* Direction
Each record that follows should be repeated exactly, minus any images.

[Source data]
****
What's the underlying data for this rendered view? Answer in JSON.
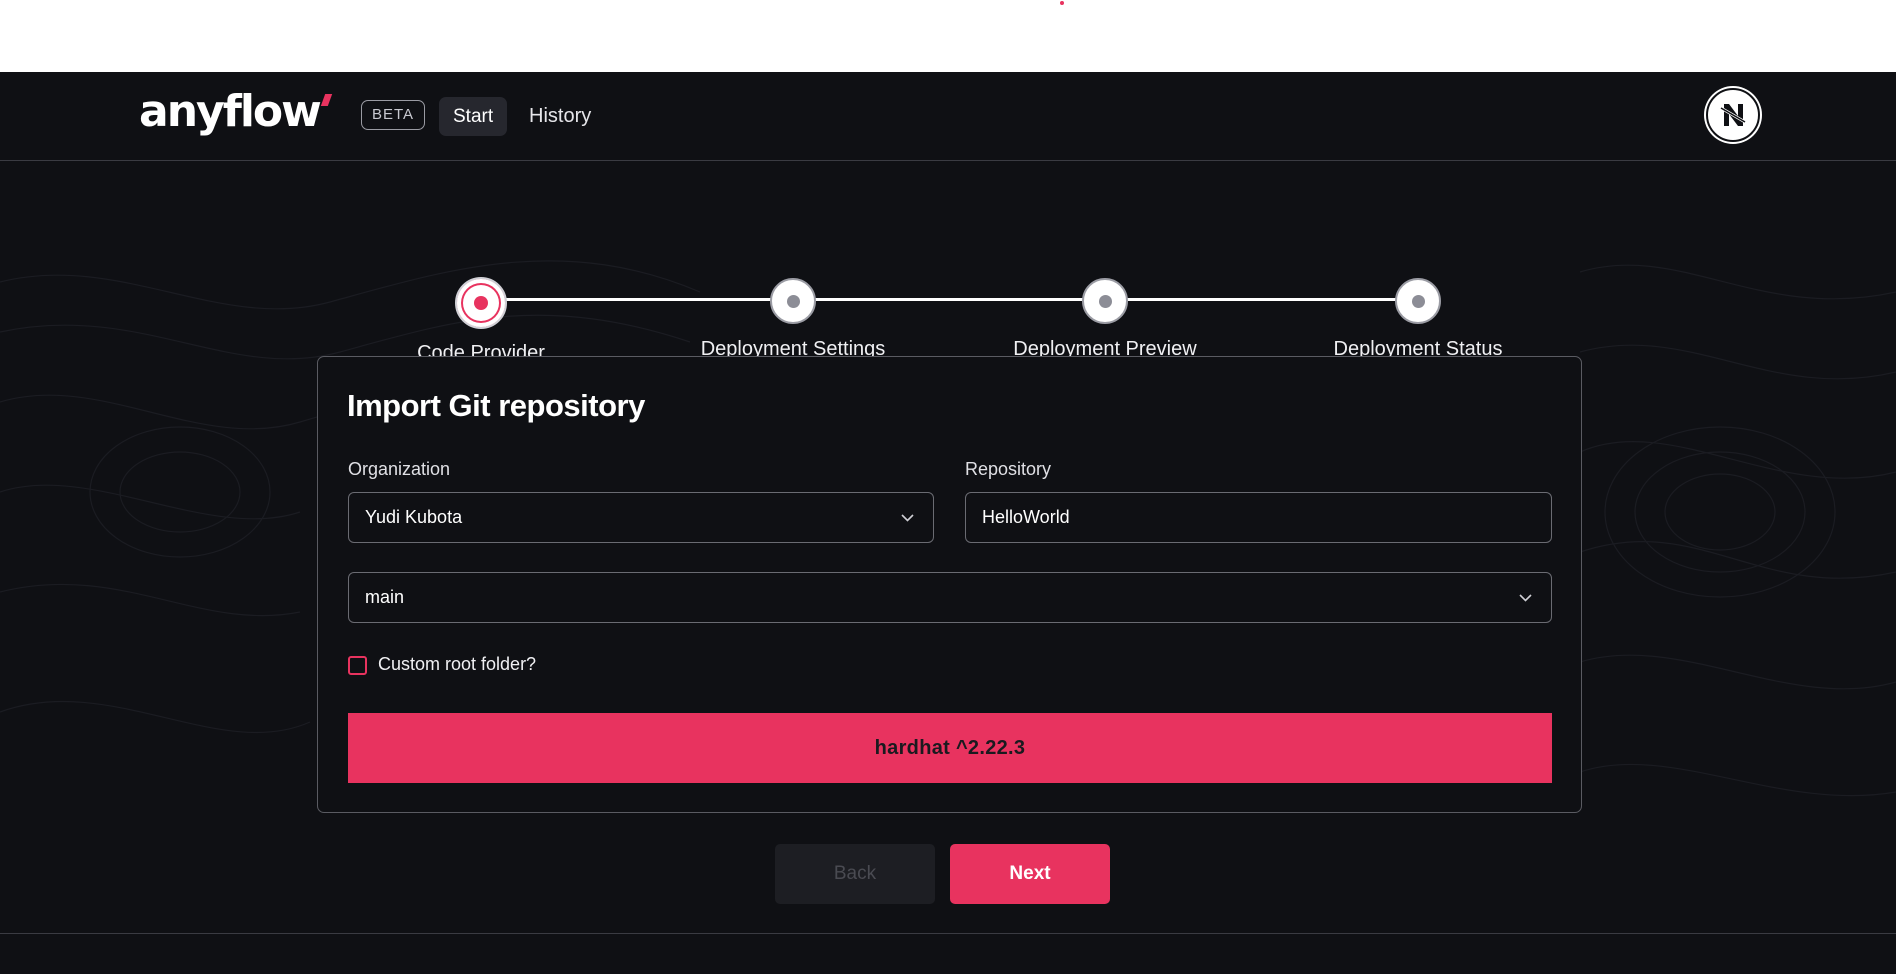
{
  "brand": {
    "logo_text": "anyflow",
    "beta_label": "BETA",
    "accent_color": "#e8335f"
  },
  "nav": {
    "items": [
      {
        "label": "Start",
        "active": true
      },
      {
        "label": "History",
        "active": false
      }
    ]
  },
  "user": {
    "avatar_icon": "nft-avatar-icon"
  },
  "stepper": {
    "current_step": 1,
    "steps": [
      {
        "label": "Code Provider"
      },
      {
        "label": "Deployment Settings"
      },
      {
        "label": "Deployment Preview"
      },
      {
        "label": "Deployment Status"
      }
    ]
  },
  "card": {
    "title": "Import Git repository",
    "organization": {
      "label": "Organization",
      "value": "Yudi Kubota"
    },
    "repository": {
      "label": "Repository",
      "value": "HelloWorld"
    },
    "branch": {
      "value": "main"
    },
    "custom_root": {
      "label": "Custom root folder?",
      "checked": false
    },
    "framework_banner": "hardhat ^2.22.3"
  },
  "actions": {
    "back_label": "Back",
    "next_label": "Next",
    "back_disabled": true
  }
}
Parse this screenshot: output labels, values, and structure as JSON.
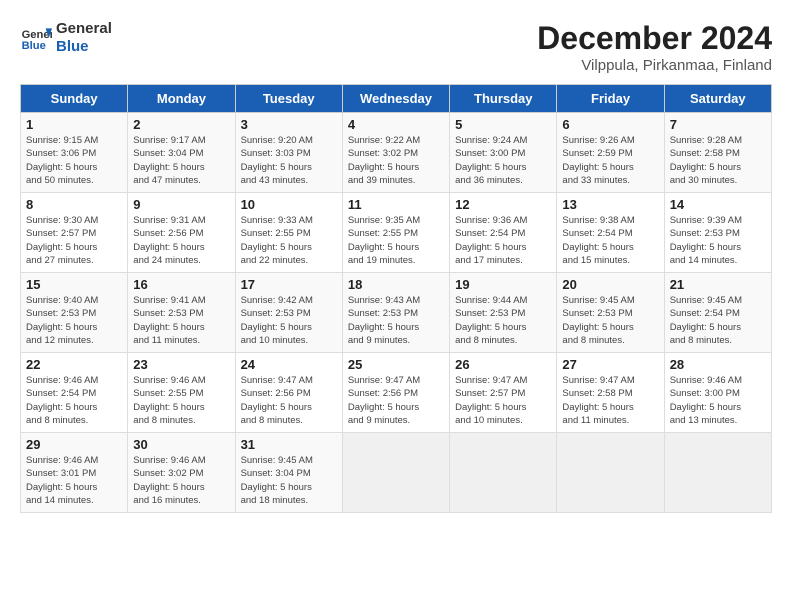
{
  "logo": {
    "text_general": "General",
    "text_blue": "Blue"
  },
  "title": "December 2024",
  "subtitle": "Vilppula, Pirkanmaa, Finland",
  "header": {
    "days": [
      "Sunday",
      "Monday",
      "Tuesday",
      "Wednesday",
      "Thursday",
      "Friday",
      "Saturday"
    ]
  },
  "weeks": [
    [
      {
        "day": "1",
        "info": "Sunrise: 9:15 AM\nSunset: 3:06 PM\nDaylight: 5 hours\nand 50 minutes."
      },
      {
        "day": "2",
        "info": "Sunrise: 9:17 AM\nSunset: 3:04 PM\nDaylight: 5 hours\nand 47 minutes."
      },
      {
        "day": "3",
        "info": "Sunrise: 9:20 AM\nSunset: 3:03 PM\nDaylight: 5 hours\nand 43 minutes."
      },
      {
        "day": "4",
        "info": "Sunrise: 9:22 AM\nSunset: 3:02 PM\nDaylight: 5 hours\nand 39 minutes."
      },
      {
        "day": "5",
        "info": "Sunrise: 9:24 AM\nSunset: 3:00 PM\nDaylight: 5 hours\nand 36 minutes."
      },
      {
        "day": "6",
        "info": "Sunrise: 9:26 AM\nSunset: 2:59 PM\nDaylight: 5 hours\nand 33 minutes."
      },
      {
        "day": "7",
        "info": "Sunrise: 9:28 AM\nSunset: 2:58 PM\nDaylight: 5 hours\nand 30 minutes."
      }
    ],
    [
      {
        "day": "8",
        "info": "Sunrise: 9:30 AM\nSunset: 2:57 PM\nDaylight: 5 hours\nand 27 minutes."
      },
      {
        "day": "9",
        "info": "Sunrise: 9:31 AM\nSunset: 2:56 PM\nDaylight: 5 hours\nand 24 minutes."
      },
      {
        "day": "10",
        "info": "Sunrise: 9:33 AM\nSunset: 2:55 PM\nDaylight: 5 hours\nand 22 minutes."
      },
      {
        "day": "11",
        "info": "Sunrise: 9:35 AM\nSunset: 2:55 PM\nDaylight: 5 hours\nand 19 minutes."
      },
      {
        "day": "12",
        "info": "Sunrise: 9:36 AM\nSunset: 2:54 PM\nDaylight: 5 hours\nand 17 minutes."
      },
      {
        "day": "13",
        "info": "Sunrise: 9:38 AM\nSunset: 2:54 PM\nDaylight: 5 hours\nand 15 minutes."
      },
      {
        "day": "14",
        "info": "Sunrise: 9:39 AM\nSunset: 2:53 PM\nDaylight: 5 hours\nand 14 minutes."
      }
    ],
    [
      {
        "day": "15",
        "info": "Sunrise: 9:40 AM\nSunset: 2:53 PM\nDaylight: 5 hours\nand 12 minutes."
      },
      {
        "day": "16",
        "info": "Sunrise: 9:41 AM\nSunset: 2:53 PM\nDaylight: 5 hours\nand 11 minutes."
      },
      {
        "day": "17",
        "info": "Sunrise: 9:42 AM\nSunset: 2:53 PM\nDaylight: 5 hours\nand 10 minutes."
      },
      {
        "day": "18",
        "info": "Sunrise: 9:43 AM\nSunset: 2:53 PM\nDaylight: 5 hours\nand 9 minutes."
      },
      {
        "day": "19",
        "info": "Sunrise: 9:44 AM\nSunset: 2:53 PM\nDaylight: 5 hours\nand 8 minutes."
      },
      {
        "day": "20",
        "info": "Sunrise: 9:45 AM\nSunset: 2:53 PM\nDaylight: 5 hours\nand 8 minutes."
      },
      {
        "day": "21",
        "info": "Sunrise: 9:45 AM\nSunset: 2:54 PM\nDaylight: 5 hours\nand 8 minutes."
      }
    ],
    [
      {
        "day": "22",
        "info": "Sunrise: 9:46 AM\nSunset: 2:54 PM\nDaylight: 5 hours\nand 8 minutes."
      },
      {
        "day": "23",
        "info": "Sunrise: 9:46 AM\nSunset: 2:55 PM\nDaylight: 5 hours\nand 8 minutes."
      },
      {
        "day": "24",
        "info": "Sunrise: 9:47 AM\nSunset: 2:56 PM\nDaylight: 5 hours\nand 8 minutes."
      },
      {
        "day": "25",
        "info": "Sunrise: 9:47 AM\nSunset: 2:56 PM\nDaylight: 5 hours\nand 9 minutes."
      },
      {
        "day": "26",
        "info": "Sunrise: 9:47 AM\nSunset: 2:57 PM\nDaylight: 5 hours\nand 10 minutes."
      },
      {
        "day": "27",
        "info": "Sunrise: 9:47 AM\nSunset: 2:58 PM\nDaylight: 5 hours\nand 11 minutes."
      },
      {
        "day": "28",
        "info": "Sunrise: 9:46 AM\nSunset: 3:00 PM\nDaylight: 5 hours\nand 13 minutes."
      }
    ],
    [
      {
        "day": "29",
        "info": "Sunrise: 9:46 AM\nSunset: 3:01 PM\nDaylight: 5 hours\nand 14 minutes."
      },
      {
        "day": "30",
        "info": "Sunrise: 9:46 AM\nSunset: 3:02 PM\nDaylight: 5 hours\nand 16 minutes."
      },
      {
        "day": "31",
        "info": "Sunrise: 9:45 AM\nSunset: 3:04 PM\nDaylight: 5 hours\nand 18 minutes."
      },
      {
        "day": "",
        "info": ""
      },
      {
        "day": "",
        "info": ""
      },
      {
        "day": "",
        "info": ""
      },
      {
        "day": "",
        "info": ""
      }
    ]
  ]
}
****
* Full solution
What's the underlying data for this rendered view? Answer in JSON.
{
  "brand": {
    "logo_text": "anyflow",
    "beta_label": "BETA",
    "accent_color": "#e8335f"
  },
  "nav": {
    "items": [
      {
        "label": "Start",
        "active": true
      },
      {
        "label": "History",
        "active": false
      }
    ]
  },
  "user": {
    "avatar_icon": "nft-avatar-icon"
  },
  "stepper": {
    "current_step": 1,
    "steps": [
      {
        "label": "Code Provider"
      },
      {
        "label": "Deployment Settings"
      },
      {
        "label": "Deployment Preview"
      },
      {
        "label": "Deployment Status"
      }
    ]
  },
  "card": {
    "title": "Import Git repository",
    "organization": {
      "label": "Organization",
      "value": "Yudi Kubota"
    },
    "repository": {
      "label": "Repository",
      "value": "HelloWorld"
    },
    "branch": {
      "value": "main"
    },
    "custom_root": {
      "label": "Custom root folder?",
      "checked": false
    },
    "framework_banner": "hardhat ^2.22.3"
  },
  "actions": {
    "back_label": "Back",
    "next_label": "Next",
    "back_disabled": true
  }
}
Parse this screenshot: output labels, values, and structure as JSON.
{
  "logo": {
    "text_general": "General",
    "text_blue": "Blue"
  },
  "title": "December 2024",
  "subtitle": "Vilppula, Pirkanmaa, Finland",
  "header": {
    "days": [
      "Sunday",
      "Monday",
      "Tuesday",
      "Wednesday",
      "Thursday",
      "Friday",
      "Saturday"
    ]
  },
  "weeks": [
    [
      {
        "day": "1",
        "info": "Sunrise: 9:15 AM\nSunset: 3:06 PM\nDaylight: 5 hours\nand 50 minutes."
      },
      {
        "day": "2",
        "info": "Sunrise: 9:17 AM\nSunset: 3:04 PM\nDaylight: 5 hours\nand 47 minutes."
      },
      {
        "day": "3",
        "info": "Sunrise: 9:20 AM\nSunset: 3:03 PM\nDaylight: 5 hours\nand 43 minutes."
      },
      {
        "day": "4",
        "info": "Sunrise: 9:22 AM\nSunset: 3:02 PM\nDaylight: 5 hours\nand 39 minutes."
      },
      {
        "day": "5",
        "info": "Sunrise: 9:24 AM\nSunset: 3:00 PM\nDaylight: 5 hours\nand 36 minutes."
      },
      {
        "day": "6",
        "info": "Sunrise: 9:26 AM\nSunset: 2:59 PM\nDaylight: 5 hours\nand 33 minutes."
      },
      {
        "day": "7",
        "info": "Sunrise: 9:28 AM\nSunset: 2:58 PM\nDaylight: 5 hours\nand 30 minutes."
      }
    ],
    [
      {
        "day": "8",
        "info": "Sunrise: 9:30 AM\nSunset: 2:57 PM\nDaylight: 5 hours\nand 27 minutes."
      },
      {
        "day": "9",
        "info": "Sunrise: 9:31 AM\nSunset: 2:56 PM\nDaylight: 5 hours\nand 24 minutes."
      },
      {
        "day": "10",
        "info": "Sunrise: 9:33 AM\nSunset: 2:55 PM\nDaylight: 5 hours\nand 22 minutes."
      },
      {
        "day": "11",
        "info": "Sunrise: 9:35 AM\nSunset: 2:55 PM\nDaylight: 5 hours\nand 19 minutes."
      },
      {
        "day": "12",
        "info": "Sunrise: 9:36 AM\nSunset: 2:54 PM\nDaylight: 5 hours\nand 17 minutes."
      },
      {
        "day": "13",
        "info": "Sunrise: 9:38 AM\nSunset: 2:54 PM\nDaylight: 5 hours\nand 15 minutes."
      },
      {
        "day": "14",
        "info": "Sunrise: 9:39 AM\nSunset: 2:53 PM\nDaylight: 5 hours\nand 14 minutes."
      }
    ],
    [
      {
        "day": "15",
        "info": "Sunrise: 9:40 AM\nSunset: 2:53 PM\nDaylight: 5 hours\nand 12 minutes."
      },
      {
        "day": "16",
        "info": "Sunrise: 9:41 AM\nSunset: 2:53 PM\nDaylight: 5 hours\nand 11 minutes."
      },
      {
        "day": "17",
        "info": "Sunrise: 9:42 AM\nSunset: 2:53 PM\nDaylight: 5 hours\nand 10 minutes."
      },
      {
        "day": "18",
        "info": "Sunrise: 9:43 AM\nSunset: 2:53 PM\nDaylight: 5 hours\nand 9 minutes."
      },
      {
        "day": "19",
        "info": "Sunrise: 9:44 AM\nSunset: 2:53 PM\nDaylight: 5 hours\nand 8 minutes."
      },
      {
        "day": "20",
        "info": "Sunrise: 9:45 AM\nSunset: 2:53 PM\nDaylight: 5 hours\nand 8 minutes."
      },
      {
        "day": "21",
        "info": "Sunrise: 9:45 AM\nSunset: 2:54 PM\nDaylight: 5 hours\nand 8 minutes."
      }
    ],
    [
      {
        "day": "22",
        "info": "Sunrise: 9:46 AM\nSunset: 2:54 PM\nDaylight: 5 hours\nand 8 minutes."
      },
      {
        "day": "23",
        "info": "Sunrise: 9:46 AM\nSunset: 2:55 PM\nDaylight: 5 hours\nand 8 minutes."
      },
      {
        "day": "24",
        "info": "Sunrise: 9:47 AM\nSunset: 2:56 PM\nDaylight: 5 hours\nand 8 minutes."
      },
      {
        "day": "25",
        "info": "Sunrise: 9:47 AM\nSunset: 2:56 PM\nDaylight: 5 hours\nand 9 minutes."
      },
      {
        "day": "26",
        "info": "Sunrise: 9:47 AM\nSunset: 2:57 PM\nDaylight: 5 hours\nand 10 minutes."
      },
      {
        "day": "27",
        "info": "Sunrise: 9:47 AM\nSunset: 2:58 PM\nDaylight: 5 hours\nand 11 minutes."
      },
      {
        "day": "28",
        "info": "Sunrise: 9:46 AM\nSunset: 3:00 PM\nDaylight: 5 hours\nand 13 minutes."
      }
    ],
    [
      {
        "day": "29",
        "info": "Sunrise: 9:46 AM\nSunset: 3:01 PM\nDaylight: 5 hours\nand 14 minutes."
      },
      {
        "day": "30",
        "info": "Sunrise: 9:46 AM\nSunset: 3:02 PM\nDaylight: 5 hours\nand 16 minutes."
      },
      {
        "day": "31",
        "info": "Sunrise: 9:45 AM\nSunset: 3:04 PM\nDaylight: 5 hours\nand 18 minutes."
      },
      {
        "day": "",
        "info": ""
      },
      {
        "day": "",
        "info": ""
      },
      {
        "day": "",
        "info": ""
      },
      {
        "day": "",
        "info": ""
      }
    ]
  ]
}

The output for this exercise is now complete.